Write down every entry below once more, exactly.

## start Information supplied

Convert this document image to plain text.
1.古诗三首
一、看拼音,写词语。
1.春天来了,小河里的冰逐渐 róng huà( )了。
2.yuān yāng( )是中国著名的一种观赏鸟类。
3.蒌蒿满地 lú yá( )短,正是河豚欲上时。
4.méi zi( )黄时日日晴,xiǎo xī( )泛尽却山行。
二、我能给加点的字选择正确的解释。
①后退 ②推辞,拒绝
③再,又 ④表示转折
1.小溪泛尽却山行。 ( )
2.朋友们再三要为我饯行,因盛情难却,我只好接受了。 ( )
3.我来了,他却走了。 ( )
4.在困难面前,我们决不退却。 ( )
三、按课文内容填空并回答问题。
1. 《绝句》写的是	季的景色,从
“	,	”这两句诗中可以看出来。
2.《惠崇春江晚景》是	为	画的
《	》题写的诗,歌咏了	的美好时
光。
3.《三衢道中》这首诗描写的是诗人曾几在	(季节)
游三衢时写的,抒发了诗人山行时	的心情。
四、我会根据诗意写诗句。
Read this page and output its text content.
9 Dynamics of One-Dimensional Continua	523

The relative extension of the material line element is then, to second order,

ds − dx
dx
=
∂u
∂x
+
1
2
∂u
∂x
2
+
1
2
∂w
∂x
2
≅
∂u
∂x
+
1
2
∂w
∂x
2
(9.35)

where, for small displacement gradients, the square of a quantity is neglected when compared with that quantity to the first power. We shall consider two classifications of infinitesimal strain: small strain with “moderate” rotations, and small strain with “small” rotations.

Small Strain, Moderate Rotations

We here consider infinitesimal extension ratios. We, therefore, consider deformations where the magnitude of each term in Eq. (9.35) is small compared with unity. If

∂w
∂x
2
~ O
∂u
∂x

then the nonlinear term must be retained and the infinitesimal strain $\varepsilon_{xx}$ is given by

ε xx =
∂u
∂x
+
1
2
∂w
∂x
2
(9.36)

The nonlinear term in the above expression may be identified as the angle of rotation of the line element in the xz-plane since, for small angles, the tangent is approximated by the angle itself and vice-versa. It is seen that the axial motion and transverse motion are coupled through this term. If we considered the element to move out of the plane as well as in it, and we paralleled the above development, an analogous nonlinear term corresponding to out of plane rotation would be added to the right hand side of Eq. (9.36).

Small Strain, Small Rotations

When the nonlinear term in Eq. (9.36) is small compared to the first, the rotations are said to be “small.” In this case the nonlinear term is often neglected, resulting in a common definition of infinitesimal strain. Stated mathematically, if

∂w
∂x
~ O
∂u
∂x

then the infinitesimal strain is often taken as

## end Information supplied

Written answer.
Convert this document image to plain text.
1.古诗三首
一、看拼音,写词语。
1.春天来了,小河里的冰逐渐 róng huà( )了。
2.yuān yāng( )是中国著名的一种观赏鸟类。
3.蒌蒿满地 lú yá( )短,正是河豚欲上时。
4.méi zi( )黄时日日晴,xiǎo xī( )泛尽却山行。
二、我能给加点的字选择正确的解释。
①后退 ②推辞,拒绝
③再,又 ④表示转折
1.小溪泛尽却山行。 ( )
2.朋友们再三要为我饯行,因盛情难却,我只好接受了。 ( )
3.我来了,他却走了。 ( )
4.在困难面前,我们决不退却。 ( )
三、按课文内容填空并回答问题。
1. 《绝句》写的是	季的景色,从
“	,	”这两句诗中可以看出来。
2.《惠崇春江晚景》是	为	画的
《	》题写的诗,歌咏了	的美好时
光。
3.《三衢道中》这首诗描写的是诗人曾几在	(季节)
游三衢时写的,抒发了诗人山行时	的心情。
四、我会根据诗意写诗句。
Read this page and output its text content.
9 Dynamics of One-Dimensional Continua	523

The relative extension of the material line element is then, to second order,

ds − dx
dx
=
∂u
∂x
+
1
2
∂u
∂x
2
+
1
2
∂w
∂x
2
≅
∂u
∂x
+
1
2
∂w
∂x
2
(9.35)

where, for small displacement gradients, the square of a quantity is neglected when compared with that quantity to the first power. We shall consider two classifications of infinitesimal strain: small strain with “moderate” rotations, and small strain with “small” rotations.

Small Strain, Moderate Rotations

We here consider infinitesimal extension ratios. We, therefore, consider deformations where the magnitude of each term in Eq. (9.35) is small compared with unity. If

∂w
∂x
2
~ O
∂u
∂x

then the nonlinear term must be retained and the infinitesimal strain $\varepsilon_{xx}$ is given by

ε xx =
∂u
∂x
+
1
2
∂w
∂x
2
(9.36)

The nonlinear term in the above expression may be identified as the angle of rotation of the line element in the xz-plane since, for small angles, the tangent is approximated by the angle itself and vice-versa. It is seen that the axial motion and transverse motion are coupled through this term. If we considered the element to move out of the plane as well as in it, and we paralleled the above development, an analogous nonlinear term corresponding to out of plane rotation would be added to the right hand side of Eq. (9.36).

Small Strain, Small Rotations

When the nonlinear term in Eq. (9.36) is small compared to the first, the rotations are said to be “small.” In this case the nonlinear term is often neglected, resulting in a common definition of infinitesimal strain. Stated mathematically, if

∂w
∂x
~ O
∂u
∂x

then the infinitesimal strain is often taken as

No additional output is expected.